::: Data provided :::

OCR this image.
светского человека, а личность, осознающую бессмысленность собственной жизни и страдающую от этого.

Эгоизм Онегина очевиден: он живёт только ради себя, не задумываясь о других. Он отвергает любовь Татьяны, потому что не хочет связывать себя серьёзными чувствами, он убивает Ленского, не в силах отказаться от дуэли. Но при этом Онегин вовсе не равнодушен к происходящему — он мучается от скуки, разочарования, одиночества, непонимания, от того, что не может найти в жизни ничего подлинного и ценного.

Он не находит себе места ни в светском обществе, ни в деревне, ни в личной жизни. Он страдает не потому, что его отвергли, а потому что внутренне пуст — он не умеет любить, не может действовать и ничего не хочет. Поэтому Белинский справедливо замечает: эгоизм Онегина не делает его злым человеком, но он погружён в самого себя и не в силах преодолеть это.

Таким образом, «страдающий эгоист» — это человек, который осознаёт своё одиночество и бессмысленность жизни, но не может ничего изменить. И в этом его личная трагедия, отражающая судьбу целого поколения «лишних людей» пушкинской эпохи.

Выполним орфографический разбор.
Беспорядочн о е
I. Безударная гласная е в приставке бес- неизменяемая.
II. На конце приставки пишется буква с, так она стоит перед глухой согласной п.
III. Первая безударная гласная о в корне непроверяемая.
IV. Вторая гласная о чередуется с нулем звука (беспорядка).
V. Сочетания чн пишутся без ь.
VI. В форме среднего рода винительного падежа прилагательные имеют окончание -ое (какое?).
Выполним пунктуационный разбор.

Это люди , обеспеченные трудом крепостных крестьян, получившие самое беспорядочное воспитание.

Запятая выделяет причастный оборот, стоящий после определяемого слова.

:::

Copy the entries above exactly, leaving none out.

OCR this image.
светского человека, а личность, осознающую бессмысленность собственной жизни и страдающую от этого.

Эгоизм Онегина очевиден: он живёт только ради себя, не задумываясь о других. Он отвергает любовь Татьяны, потому что не хочет связывать себя серьёзными чувствами, он убивает Ленского, не в силах отказаться от дуэли. Но при этом Онегин вовсе не равнодушен к происходящему — он мучается от скуки, разочарования, одиночества, непонимания, от того, что не может найти в жизни ничего подлинного и ценного.

Он не находит себе места ни в светском обществе, ни в деревне, ни в личной жизни. Он страдает не потому, что его отвергли, а потому что внутренне пуст — он не умеет любить, не может действовать и ничего не хочет. Поэтому Белинский справедливо замечает: эгоизм Онегина не делает его злым человеком, но он погружён в самого себя и не в силах преодолеть это.

Таким образом, «страдающий эгоист» — это человек, который осознаёт своё одиночество и бессмысленность жизни, но не может ничего изменить. И в этом его личная трагедия, отражающая судьбу целого поколения «лишних людей» пушкинской эпохи.

Выполним орфографический разбор.
Беспорядочн о е
I. Безударная гласная е в приставке бес- неизменяемая.
II. На конце приставки пишется буква с, так она стоит перед глухой согласной п.
III. Первая безударная гласная о в корне непроверяемая.
IV. Вторая гласная о чередуется с нулем звука (беспорядка).
V. Сочетания чн пишутся без ь.
VI. В форме среднего рода винительного падежа прилагательные имеют окончание -ое (какое?).
Выполним пунктуационный разбор.

Это люди , обеспеченные трудом крепостных крестьян, получившие самое беспорядочное воспитание.

Запятая выделяет причастный оборот, стоящий после определяемого слова.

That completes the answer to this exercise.